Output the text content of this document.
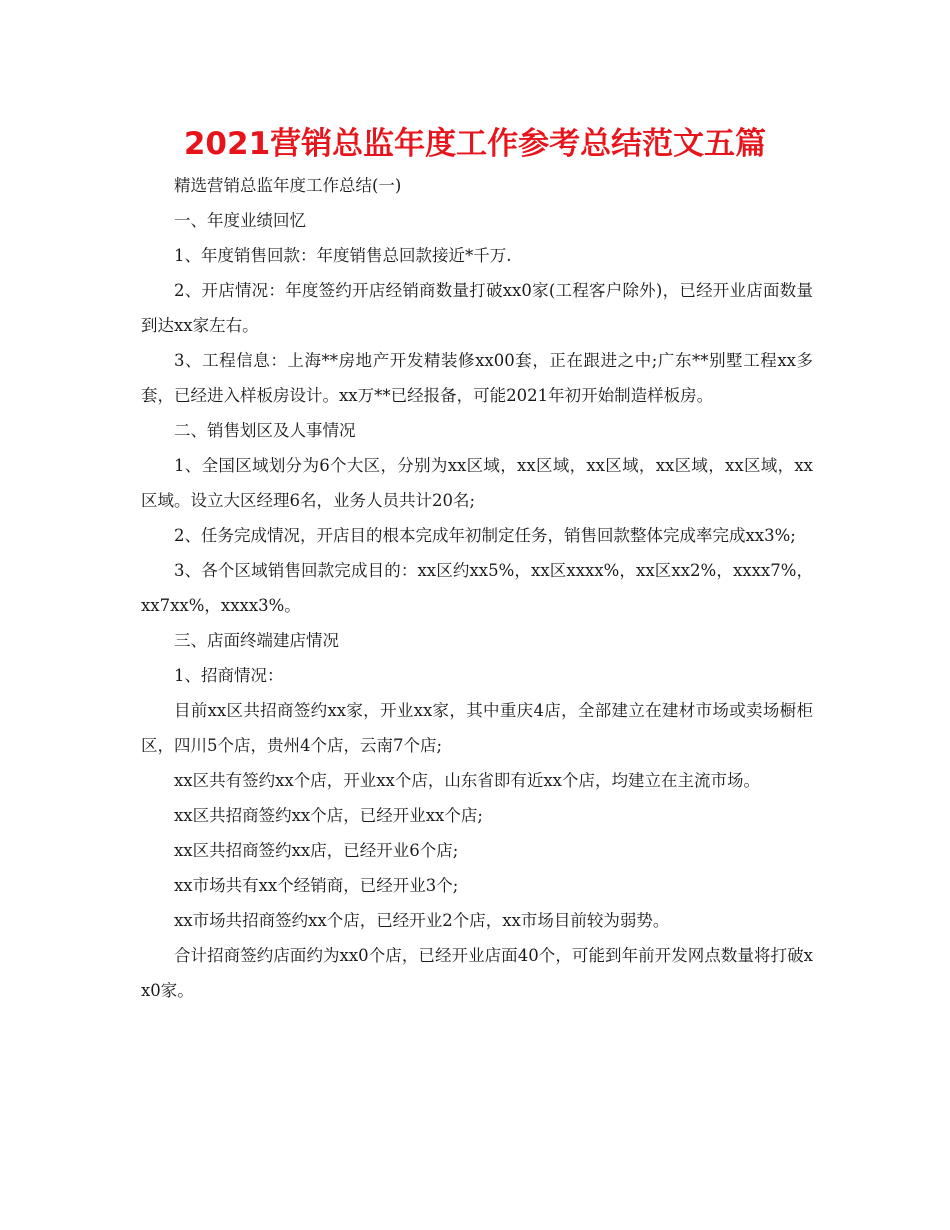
2021营销总监年度工作参考总结范文五篇

精选营销总监年度工作总结(一)

一、年度业绩回忆

1、年度销售回款：年度销售总回款接近*千万.

2、开店情况：年度签约开店经销商数量打破xx0家(工程客户除外)，已经开业店面数量到达xx家左右。

3、工程信息：上海**房地产开发精装修xx00套，正在跟进之中;广东**别墅工程xx多套，已经进入样板房设计。xx万**已经报备，可能2021年初开始制造样板房。

二、销售划区及人事情况

1、全国区域划分为6个大区，分别为xx区域，xx区域，xx区域，xx区域，xx区域，xx区域。设立大区经理6名，业务人员共计20名;

2、任务完成情况，开店目的根本完成年初制定任务，销售回款整体完成率完成xx3%;

3、各个区域销售回款完成目的：xx区约xx5%，xx区xxxx%，xx区xx2%，xxxx7%，xx7xx%，xxxx3%。

三、店面终端建店情况

1、招商情况：

目前xx区共招商签约xx家，开业xx家，其中重庆4店，全部建立在建材市场或卖场橱柜区，四川5个店，贵州4个店，云南7个店;

xx区共有签约xx个店，开业xx个店，山东省即有近xx个店，均建立在主流市场。

xx区共招商签约xx个店，已经开业xx个店;

xx区共招商签约xx店，已经开业6个店;

xx市场共有xx个经销商，已经开业3个;

xx市场共招商签约xx个店，已经开业2个店，xx市场目前较为弱势。

合计招商签约店面约为xx0个店，已经开业店面40个，可能到年前开发网点数量将打破xx0家。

---

EXERCISE GOAL:
Go through the material above and print all of it exactly, except the pictures.

EXERCISE RESULT:
Output the text content of this document.
2021营销总监年度工作参考总结范文五篇

精选营销总监年度工作总结(一)

一、年度业绩回忆

1、年度销售回款：年度销售总回款接近*千万.

2、开店情况：年度签约开店经销商数量打破xx0家(工程客户除外)，已经开业店面数量到达xx家左右。

3、工程信息：上海**房地产开发精装修xx00套，正在跟进之中;广东**别墅工程xx多套，已经进入样板房设计。xx万**已经报备，可能2021年初开始制造样板房。

二、销售划区及人事情况

1、全国区域划分为6个大区，分别为xx区域，xx区域，xx区域，xx区域，xx区域，xx区域。设立大区经理6名，业务人员共计20名;

2、任务完成情况，开店目的根本完成年初制定任务，销售回款整体完成率完成xx3%;

3、各个区域销售回款完成目的：xx区约xx5%，xx区xxxx%，xx区xx2%，xxxx7%，xx7xx%，xxxx3%。

三、店面终端建店情况

1、招商情况：

目前xx区共招商签约xx家，开业xx家，其中重庆4店，全部建立在建材市场或卖场橱柜区，四川5个店，贵州4个店，云南7个店;

xx区共有签约xx个店，开业xx个店，山东省即有近xx个店，均建立在主流市场。

xx区共招商签约xx个店，已经开业xx个店;

xx区共招商签约xx店，已经开业6个店;

xx市场共有xx个经销商，已经开业3个;

xx市场共招商签约xx个店，已经开业2个店，xx市场目前较为弱势。

合计招商签约店面约为xx0个店，已经开业店面40个，可能到年前开发网点数量将打破xx0家。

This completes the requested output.